[Data tied to figure images]
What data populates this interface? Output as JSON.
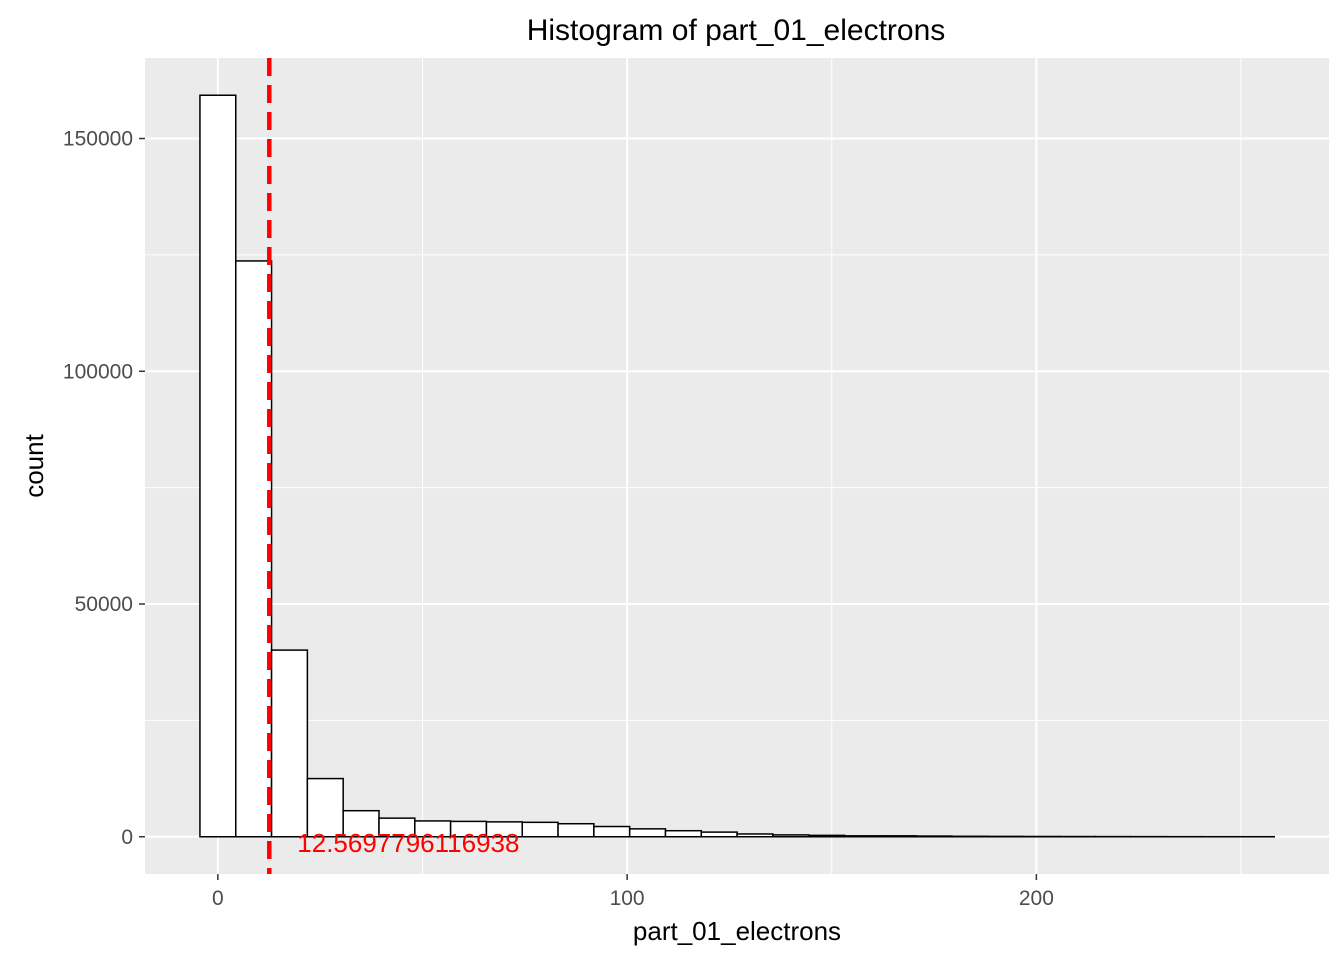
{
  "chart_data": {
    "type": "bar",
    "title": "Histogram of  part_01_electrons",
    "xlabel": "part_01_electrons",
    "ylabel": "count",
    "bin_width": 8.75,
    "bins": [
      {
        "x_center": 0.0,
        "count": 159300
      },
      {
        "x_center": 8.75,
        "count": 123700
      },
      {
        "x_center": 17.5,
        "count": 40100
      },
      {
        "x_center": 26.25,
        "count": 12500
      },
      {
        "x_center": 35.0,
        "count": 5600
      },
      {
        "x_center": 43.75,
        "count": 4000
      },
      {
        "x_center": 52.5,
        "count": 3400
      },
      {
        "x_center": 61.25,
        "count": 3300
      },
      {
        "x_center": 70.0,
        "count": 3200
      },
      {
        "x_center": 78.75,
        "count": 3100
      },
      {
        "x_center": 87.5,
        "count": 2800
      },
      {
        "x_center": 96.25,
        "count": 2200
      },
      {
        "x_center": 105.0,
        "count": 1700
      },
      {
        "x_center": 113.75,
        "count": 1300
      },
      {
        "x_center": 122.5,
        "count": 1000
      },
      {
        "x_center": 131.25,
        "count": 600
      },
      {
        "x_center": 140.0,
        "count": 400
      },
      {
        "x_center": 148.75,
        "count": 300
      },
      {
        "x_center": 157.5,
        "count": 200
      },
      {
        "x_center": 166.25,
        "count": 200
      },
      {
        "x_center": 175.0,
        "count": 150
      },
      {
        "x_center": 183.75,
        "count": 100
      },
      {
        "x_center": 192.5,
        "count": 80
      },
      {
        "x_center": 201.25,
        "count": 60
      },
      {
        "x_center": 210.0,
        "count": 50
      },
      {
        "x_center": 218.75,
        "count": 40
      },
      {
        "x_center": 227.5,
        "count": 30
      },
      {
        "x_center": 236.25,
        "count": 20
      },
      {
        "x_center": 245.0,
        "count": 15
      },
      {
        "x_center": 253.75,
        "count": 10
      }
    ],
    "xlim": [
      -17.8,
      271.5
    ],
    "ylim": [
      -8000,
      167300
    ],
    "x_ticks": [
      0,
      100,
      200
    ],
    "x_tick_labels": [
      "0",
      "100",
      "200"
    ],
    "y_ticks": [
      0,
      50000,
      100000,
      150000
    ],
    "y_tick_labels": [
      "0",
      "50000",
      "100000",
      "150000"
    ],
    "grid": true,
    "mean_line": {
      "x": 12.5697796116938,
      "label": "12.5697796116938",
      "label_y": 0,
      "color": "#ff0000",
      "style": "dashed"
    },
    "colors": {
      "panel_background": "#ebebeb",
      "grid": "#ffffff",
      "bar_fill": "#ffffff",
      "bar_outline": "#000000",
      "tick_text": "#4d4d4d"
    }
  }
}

Instructions for the task
Reproduce the material in full, word for word, and omit the pictures.

Result of the task
What data populates this interface? Output as JSON.
{
  "chart_data": {
    "type": "bar",
    "title": "Histogram of  part_01_electrons",
    "xlabel": "part_01_electrons",
    "ylabel": "count",
    "bin_width": 8.75,
    "bins": [
      {
        "x_center": 0.0,
        "count": 159300
      },
      {
        "x_center": 8.75,
        "count": 123700
      },
      {
        "x_center": 17.5,
        "count": 40100
      },
      {
        "x_center": 26.25,
        "count": 12500
      },
      {
        "x_center": 35.0,
        "count": 5600
      },
      {
        "x_center": 43.75,
        "count": 4000
      },
      {
        "x_center": 52.5,
        "count": 3400
      },
      {
        "x_center": 61.25,
        "count": 3300
      },
      {
        "x_center": 70.0,
        "count": 3200
      },
      {
        "x_center": 78.75,
        "count": 3100
      },
      {
        "x_center": 87.5,
        "count": 2800
      },
      {
        "x_center": 96.25,
        "count": 2200
      },
      {
        "x_center": 105.0,
        "count": 1700
      },
      {
        "x_center": 113.75,
        "count": 1300
      },
      {
        "x_center": 122.5,
        "count": 1000
      },
      {
        "x_center": 131.25,
        "count": 600
      },
      {
        "x_center": 140.0,
        "count": 400
      },
      {
        "x_center": 148.75,
        "count": 300
      },
      {
        "x_center": 157.5,
        "count": 200
      },
      {
        "x_center": 166.25,
        "count": 200
      },
      {
        "x_center": 175.0,
        "count": 150
      },
      {
        "x_center": 183.75,
        "count": 100
      },
      {
        "x_center": 192.5,
        "count": 80
      },
      {
        "x_center": 201.25,
        "count": 60
      },
      {
        "x_center": 210.0,
        "count": 50
      },
      {
        "x_center": 218.75,
        "count": 40
      },
      {
        "x_center": 227.5,
        "count": 30
      },
      {
        "x_center": 236.25,
        "count": 20
      },
      {
        "x_center": 245.0,
        "count": 15
      },
      {
        "x_center": 253.75,
        "count": 10
      }
    ],
    "xlim": [
      -17.8,
      271.5
    ],
    "ylim": [
      -8000,
      167300
    ],
    "x_ticks": [
      0,
      100,
      200
    ],
    "x_tick_labels": [
      "0",
      "100",
      "200"
    ],
    "y_ticks": [
      0,
      50000,
      100000,
      150000
    ],
    "y_tick_labels": [
      "0",
      "50000",
      "100000",
      "150000"
    ],
    "grid": true,
    "mean_line": {
      "x": 12.5697796116938,
      "label": "12.5697796116938",
      "label_y": 0,
      "color": "#ff0000",
      "style": "dashed"
    },
    "colors": {
      "panel_background": "#ebebeb",
      "grid": "#ffffff",
      "bar_fill": "#ffffff",
      "bar_outline": "#000000",
      "tick_text": "#4d4d4d"
    }
  }
}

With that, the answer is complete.